Exercise directions:
List each line in which the string "Slovenija" appears.
--- START ---
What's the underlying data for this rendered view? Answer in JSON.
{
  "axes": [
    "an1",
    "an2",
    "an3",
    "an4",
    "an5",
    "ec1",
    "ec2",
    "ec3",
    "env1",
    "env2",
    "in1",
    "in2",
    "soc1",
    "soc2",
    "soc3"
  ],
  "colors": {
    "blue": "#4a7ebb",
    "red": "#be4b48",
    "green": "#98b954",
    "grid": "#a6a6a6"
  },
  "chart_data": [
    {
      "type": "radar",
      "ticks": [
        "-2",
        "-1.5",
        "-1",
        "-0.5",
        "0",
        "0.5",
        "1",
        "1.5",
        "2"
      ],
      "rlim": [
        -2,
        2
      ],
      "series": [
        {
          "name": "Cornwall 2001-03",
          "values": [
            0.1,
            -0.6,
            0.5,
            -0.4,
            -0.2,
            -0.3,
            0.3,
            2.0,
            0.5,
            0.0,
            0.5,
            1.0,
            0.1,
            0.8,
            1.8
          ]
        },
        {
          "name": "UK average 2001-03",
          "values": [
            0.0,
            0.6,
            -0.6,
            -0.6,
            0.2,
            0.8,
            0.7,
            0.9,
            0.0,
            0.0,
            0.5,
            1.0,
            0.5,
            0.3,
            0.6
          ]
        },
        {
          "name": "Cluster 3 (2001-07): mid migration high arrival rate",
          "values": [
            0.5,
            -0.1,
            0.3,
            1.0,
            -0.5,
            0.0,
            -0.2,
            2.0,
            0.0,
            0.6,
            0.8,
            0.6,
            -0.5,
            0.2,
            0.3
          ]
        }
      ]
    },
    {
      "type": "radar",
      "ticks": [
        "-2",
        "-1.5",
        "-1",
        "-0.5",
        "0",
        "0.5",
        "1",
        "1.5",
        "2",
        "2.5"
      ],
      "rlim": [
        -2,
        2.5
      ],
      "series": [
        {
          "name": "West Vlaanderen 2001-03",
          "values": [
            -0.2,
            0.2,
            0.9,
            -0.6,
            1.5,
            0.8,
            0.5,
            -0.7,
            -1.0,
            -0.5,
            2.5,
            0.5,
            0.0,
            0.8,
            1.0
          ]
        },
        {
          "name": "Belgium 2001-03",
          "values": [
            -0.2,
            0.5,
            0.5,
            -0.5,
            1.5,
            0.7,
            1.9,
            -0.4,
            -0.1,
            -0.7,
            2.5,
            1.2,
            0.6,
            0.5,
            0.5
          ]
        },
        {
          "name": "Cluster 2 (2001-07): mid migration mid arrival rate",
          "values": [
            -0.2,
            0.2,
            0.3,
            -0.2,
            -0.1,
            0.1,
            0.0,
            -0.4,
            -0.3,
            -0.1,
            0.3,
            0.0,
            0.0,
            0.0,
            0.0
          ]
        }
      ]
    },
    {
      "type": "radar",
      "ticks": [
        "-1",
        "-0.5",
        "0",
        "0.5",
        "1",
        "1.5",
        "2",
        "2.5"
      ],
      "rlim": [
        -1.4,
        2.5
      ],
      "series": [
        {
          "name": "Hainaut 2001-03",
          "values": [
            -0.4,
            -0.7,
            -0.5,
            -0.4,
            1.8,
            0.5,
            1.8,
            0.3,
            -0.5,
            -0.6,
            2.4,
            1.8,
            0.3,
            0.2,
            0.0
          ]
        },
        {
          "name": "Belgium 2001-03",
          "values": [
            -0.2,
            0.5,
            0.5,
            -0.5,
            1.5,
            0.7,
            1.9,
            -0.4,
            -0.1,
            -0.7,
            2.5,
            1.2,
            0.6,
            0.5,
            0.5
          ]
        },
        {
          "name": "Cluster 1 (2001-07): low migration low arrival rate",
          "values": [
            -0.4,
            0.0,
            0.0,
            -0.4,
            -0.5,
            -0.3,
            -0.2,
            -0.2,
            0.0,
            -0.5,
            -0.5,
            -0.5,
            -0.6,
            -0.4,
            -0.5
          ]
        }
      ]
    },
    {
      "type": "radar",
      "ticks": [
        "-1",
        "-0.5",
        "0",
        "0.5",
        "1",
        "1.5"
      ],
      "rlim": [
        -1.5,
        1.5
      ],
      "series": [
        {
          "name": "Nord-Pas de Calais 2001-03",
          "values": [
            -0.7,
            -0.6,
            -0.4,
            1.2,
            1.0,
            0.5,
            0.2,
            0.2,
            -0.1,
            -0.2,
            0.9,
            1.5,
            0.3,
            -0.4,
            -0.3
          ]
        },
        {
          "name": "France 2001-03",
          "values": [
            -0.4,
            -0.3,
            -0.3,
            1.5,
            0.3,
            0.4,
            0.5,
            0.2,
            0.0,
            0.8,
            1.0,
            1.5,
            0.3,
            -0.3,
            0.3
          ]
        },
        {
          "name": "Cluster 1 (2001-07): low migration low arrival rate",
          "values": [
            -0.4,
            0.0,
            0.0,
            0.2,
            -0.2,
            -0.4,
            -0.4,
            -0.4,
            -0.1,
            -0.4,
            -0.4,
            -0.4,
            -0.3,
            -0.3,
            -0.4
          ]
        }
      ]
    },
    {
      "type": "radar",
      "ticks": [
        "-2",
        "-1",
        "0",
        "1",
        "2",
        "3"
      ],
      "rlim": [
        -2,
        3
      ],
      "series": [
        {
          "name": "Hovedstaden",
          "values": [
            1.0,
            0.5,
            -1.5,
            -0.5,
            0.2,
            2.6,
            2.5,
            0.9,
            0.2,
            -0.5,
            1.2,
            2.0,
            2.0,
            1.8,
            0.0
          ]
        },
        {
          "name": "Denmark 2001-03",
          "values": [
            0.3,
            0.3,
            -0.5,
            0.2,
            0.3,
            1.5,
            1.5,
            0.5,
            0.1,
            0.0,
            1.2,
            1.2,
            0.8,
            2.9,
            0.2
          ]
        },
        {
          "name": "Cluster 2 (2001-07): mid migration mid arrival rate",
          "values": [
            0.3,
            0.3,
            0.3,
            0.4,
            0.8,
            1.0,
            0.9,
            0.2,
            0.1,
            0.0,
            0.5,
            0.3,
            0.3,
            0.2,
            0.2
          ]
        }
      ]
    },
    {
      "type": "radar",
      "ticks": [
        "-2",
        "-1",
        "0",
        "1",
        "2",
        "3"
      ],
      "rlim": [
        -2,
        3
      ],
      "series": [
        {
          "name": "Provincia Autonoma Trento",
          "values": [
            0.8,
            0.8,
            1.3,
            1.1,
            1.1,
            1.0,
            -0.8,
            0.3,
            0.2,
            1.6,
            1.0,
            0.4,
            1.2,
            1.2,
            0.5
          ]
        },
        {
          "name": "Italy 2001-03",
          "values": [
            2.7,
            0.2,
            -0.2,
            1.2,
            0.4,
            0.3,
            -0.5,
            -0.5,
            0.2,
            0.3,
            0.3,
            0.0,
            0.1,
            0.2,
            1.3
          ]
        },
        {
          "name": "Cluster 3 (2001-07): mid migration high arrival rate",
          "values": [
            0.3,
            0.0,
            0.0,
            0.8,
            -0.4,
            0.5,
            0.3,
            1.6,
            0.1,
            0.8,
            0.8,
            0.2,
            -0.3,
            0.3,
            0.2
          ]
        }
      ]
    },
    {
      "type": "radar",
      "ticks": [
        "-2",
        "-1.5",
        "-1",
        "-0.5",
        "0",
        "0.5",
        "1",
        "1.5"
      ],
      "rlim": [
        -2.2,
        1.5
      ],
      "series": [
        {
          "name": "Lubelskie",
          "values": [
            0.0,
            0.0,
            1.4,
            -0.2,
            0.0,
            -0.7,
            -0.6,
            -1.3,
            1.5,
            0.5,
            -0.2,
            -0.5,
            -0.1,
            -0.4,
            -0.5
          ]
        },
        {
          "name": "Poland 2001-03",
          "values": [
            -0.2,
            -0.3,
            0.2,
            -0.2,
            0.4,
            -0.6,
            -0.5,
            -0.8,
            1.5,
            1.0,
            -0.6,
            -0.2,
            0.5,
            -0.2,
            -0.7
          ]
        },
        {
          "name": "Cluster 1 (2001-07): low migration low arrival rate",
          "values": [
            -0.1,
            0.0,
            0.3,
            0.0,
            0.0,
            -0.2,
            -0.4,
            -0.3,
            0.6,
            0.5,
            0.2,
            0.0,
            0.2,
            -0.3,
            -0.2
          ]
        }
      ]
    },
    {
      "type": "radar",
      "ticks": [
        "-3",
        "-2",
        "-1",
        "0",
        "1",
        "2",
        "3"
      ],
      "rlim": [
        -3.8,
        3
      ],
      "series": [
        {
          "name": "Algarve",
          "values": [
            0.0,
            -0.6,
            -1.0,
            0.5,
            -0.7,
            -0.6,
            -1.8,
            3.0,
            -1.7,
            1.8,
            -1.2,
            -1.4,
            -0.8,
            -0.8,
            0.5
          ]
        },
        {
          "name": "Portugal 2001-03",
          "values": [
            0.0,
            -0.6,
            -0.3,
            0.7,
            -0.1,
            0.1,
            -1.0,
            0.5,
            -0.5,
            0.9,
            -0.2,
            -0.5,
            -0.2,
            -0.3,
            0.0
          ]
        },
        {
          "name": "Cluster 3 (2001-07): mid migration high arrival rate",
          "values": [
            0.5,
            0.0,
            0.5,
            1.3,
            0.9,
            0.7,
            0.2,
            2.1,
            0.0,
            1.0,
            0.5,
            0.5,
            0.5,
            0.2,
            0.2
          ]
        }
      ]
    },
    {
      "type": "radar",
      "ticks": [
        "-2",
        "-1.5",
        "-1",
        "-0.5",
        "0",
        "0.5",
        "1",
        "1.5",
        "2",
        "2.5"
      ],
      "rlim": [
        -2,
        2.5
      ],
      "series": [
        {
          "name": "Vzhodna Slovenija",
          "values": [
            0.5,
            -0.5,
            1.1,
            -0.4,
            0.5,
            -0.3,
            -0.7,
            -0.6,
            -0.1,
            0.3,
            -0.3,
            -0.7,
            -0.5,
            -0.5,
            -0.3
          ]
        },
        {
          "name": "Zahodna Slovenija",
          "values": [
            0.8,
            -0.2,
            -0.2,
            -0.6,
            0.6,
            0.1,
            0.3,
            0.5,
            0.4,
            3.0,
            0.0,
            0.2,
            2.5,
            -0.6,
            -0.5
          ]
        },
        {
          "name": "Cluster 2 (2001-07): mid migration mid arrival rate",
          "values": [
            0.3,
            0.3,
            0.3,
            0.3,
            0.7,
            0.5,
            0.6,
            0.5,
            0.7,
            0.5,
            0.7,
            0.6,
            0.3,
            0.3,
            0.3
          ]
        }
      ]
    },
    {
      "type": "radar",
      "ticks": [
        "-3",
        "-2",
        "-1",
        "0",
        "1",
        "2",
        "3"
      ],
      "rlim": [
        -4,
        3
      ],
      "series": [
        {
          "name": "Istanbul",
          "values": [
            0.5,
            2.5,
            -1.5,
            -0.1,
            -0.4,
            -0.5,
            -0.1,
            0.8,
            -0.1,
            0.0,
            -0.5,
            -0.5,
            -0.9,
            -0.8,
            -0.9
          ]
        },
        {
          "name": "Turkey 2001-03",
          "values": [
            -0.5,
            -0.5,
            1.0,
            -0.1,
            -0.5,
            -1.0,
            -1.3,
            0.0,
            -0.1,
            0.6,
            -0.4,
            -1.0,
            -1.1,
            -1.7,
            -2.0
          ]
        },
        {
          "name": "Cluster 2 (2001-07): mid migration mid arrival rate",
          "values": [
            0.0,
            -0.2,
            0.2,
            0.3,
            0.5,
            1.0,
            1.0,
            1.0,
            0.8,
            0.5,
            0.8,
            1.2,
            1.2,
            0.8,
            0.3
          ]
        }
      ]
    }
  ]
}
--- END ---
Answer in full:
          "name": "Vzhodna Slovenija",
          "name": "Zahodna Slovenija",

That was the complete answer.